> What you need to do
Transcribe every line of the listing below without any deviation.

> Extracted records
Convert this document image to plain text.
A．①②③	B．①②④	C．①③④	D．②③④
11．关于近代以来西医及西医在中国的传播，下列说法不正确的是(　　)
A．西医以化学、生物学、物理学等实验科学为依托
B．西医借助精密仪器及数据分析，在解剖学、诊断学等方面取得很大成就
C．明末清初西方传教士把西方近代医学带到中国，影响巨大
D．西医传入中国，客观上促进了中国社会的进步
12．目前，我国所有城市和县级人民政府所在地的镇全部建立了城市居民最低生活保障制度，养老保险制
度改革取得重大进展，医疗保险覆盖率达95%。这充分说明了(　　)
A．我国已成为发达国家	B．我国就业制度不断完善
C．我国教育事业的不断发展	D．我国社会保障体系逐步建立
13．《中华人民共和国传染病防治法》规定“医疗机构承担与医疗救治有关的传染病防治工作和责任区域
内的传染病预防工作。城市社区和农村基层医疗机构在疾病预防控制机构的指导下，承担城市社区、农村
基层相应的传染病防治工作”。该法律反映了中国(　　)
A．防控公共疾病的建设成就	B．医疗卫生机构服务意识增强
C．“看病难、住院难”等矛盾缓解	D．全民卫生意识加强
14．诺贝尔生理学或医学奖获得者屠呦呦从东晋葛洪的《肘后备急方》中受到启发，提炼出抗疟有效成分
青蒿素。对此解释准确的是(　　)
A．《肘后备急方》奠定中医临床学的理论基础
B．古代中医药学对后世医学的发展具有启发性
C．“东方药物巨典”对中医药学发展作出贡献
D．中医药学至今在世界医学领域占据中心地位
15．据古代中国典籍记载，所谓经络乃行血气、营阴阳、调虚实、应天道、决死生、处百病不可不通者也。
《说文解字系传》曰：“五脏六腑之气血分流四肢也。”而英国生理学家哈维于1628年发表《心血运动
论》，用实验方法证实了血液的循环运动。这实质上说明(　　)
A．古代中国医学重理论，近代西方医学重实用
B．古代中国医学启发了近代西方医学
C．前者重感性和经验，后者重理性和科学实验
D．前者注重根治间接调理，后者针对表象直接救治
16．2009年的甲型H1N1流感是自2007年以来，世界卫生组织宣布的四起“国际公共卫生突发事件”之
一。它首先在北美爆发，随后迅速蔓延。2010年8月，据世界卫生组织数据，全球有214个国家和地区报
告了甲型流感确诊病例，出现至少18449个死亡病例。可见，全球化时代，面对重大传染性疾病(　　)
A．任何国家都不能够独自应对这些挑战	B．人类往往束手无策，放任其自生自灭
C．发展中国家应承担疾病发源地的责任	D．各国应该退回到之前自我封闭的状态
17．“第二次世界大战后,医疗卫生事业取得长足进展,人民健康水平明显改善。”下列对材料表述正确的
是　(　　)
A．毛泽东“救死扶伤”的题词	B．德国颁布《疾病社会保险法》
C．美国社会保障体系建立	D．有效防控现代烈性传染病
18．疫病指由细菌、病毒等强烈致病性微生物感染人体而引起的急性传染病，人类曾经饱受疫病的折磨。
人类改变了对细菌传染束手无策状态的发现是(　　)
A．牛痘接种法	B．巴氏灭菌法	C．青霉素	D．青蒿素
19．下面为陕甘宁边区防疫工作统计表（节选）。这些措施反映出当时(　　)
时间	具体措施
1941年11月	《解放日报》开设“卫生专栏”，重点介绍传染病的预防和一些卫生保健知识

> Expected answer
Convert this document image to plain text.
A．①②③	B．①②④	C．①③④	D．②③④
11．关于近代以来西医及西医在中国的传播，下列说法不正确的是(　　)
A．西医以化学、生物学、物理学等实验科学为依托
B．西医借助精密仪器及数据分析，在解剖学、诊断学等方面取得很大成就
C．明末清初西方传教士把西方近代医学带到中国，影响巨大
D．西医传入中国，客观上促进了中国社会的进步
12．目前，我国所有城市和县级人民政府所在地的镇全部建立了城市居民最低生活保障制度，养老保险制
度改革取得重大进展，医疗保险覆盖率达95%。这充分说明了(　　)
A．我国已成为发达国家	B．我国就业制度不断完善
C．我国教育事业的不断发展	D．我国社会保障体系逐步建立
13．《中华人民共和国传染病防治法》规定“医疗机构承担与医疗救治有关的传染病防治工作和责任区域
内的传染病预防工作。城市社区和农村基层医疗机构在疾病预防控制机构的指导下，承担城市社区、农村
基层相应的传染病防治工作”。该法律反映了中国(　　)
A．防控公共疾病的建设成就	B．医疗卫生机构服务意识增强
C．“看病难、住院难”等矛盾缓解	D．全民卫生意识加强
14．诺贝尔生理学或医学奖获得者屠呦呦从东晋葛洪的《肘后备急方》中受到启发，提炼出抗疟有效成分
青蒿素。对此解释准确的是(　　)
A．《肘后备急方》奠定中医临床学的理论基础
B．古代中医药学对后世医学的发展具有启发性
C．“东方药物巨典”对中医药学发展作出贡献
D．中医药学至今在世界医学领域占据中心地位
15．据古代中国典籍记载，所谓经络乃行血气、营阴阳、调虚实、应天道、决死生、处百病不可不通者也。
《说文解字系传》曰：“五脏六腑之气血分流四肢也。”而英国生理学家哈维于1628年发表《心血运动
论》，用实验方法证实了血液的循环运动。这实质上说明(　　)
A．古代中国医学重理论，近代西方医学重实用
B．古代中国医学启发了近代西方医学
C．前者重感性和经验，后者重理性和科学实验
D．前者注重根治间接调理，后者针对表象直接救治
16．2009年的甲型H1N1流感是自2007年以来，世界卫生组织宣布的四起“国际公共卫生突发事件”之
一。它首先在北美爆发，随后迅速蔓延。2010年8月，据世界卫生组织数据，全球有214个国家和地区报
告了甲型流感确诊病例，出现至少18449个死亡病例。可见，全球化时代，面对重大传染性疾病(　　)
A．任何国家都不能够独自应对这些挑战	B．人类往往束手无策，放任其自生自灭
C．发展中国家应承担疾病发源地的责任	D．各国应该退回到之前自我封闭的状态
17．“第二次世界大战后,医疗卫生事业取得长足进展,人民健康水平明显改善。”下列对材料表述正确的
是　(　　)
A．毛泽东“救死扶伤”的题词	B．德国颁布《疾病社会保险法》
C．美国社会保障体系建立	D．有效防控现代烈性传染病
18．疫病指由细菌、病毒等强烈致病性微生物感染人体而引起的急性传染病，人类曾经饱受疫病的折磨。
人类改变了对细菌传染束手无策状态的发现是(　　)
A．牛痘接种法	B．巴氏灭菌法	C．青霉素	D．青蒿素
19．下面为陕甘宁边区防疫工作统计表（节选）。这些措施反映出当时(　　)
时间	具体措施
1941年11月	《解放日报》开设“卫生专栏”，重点介绍传染病的预防和一些卫生保健知识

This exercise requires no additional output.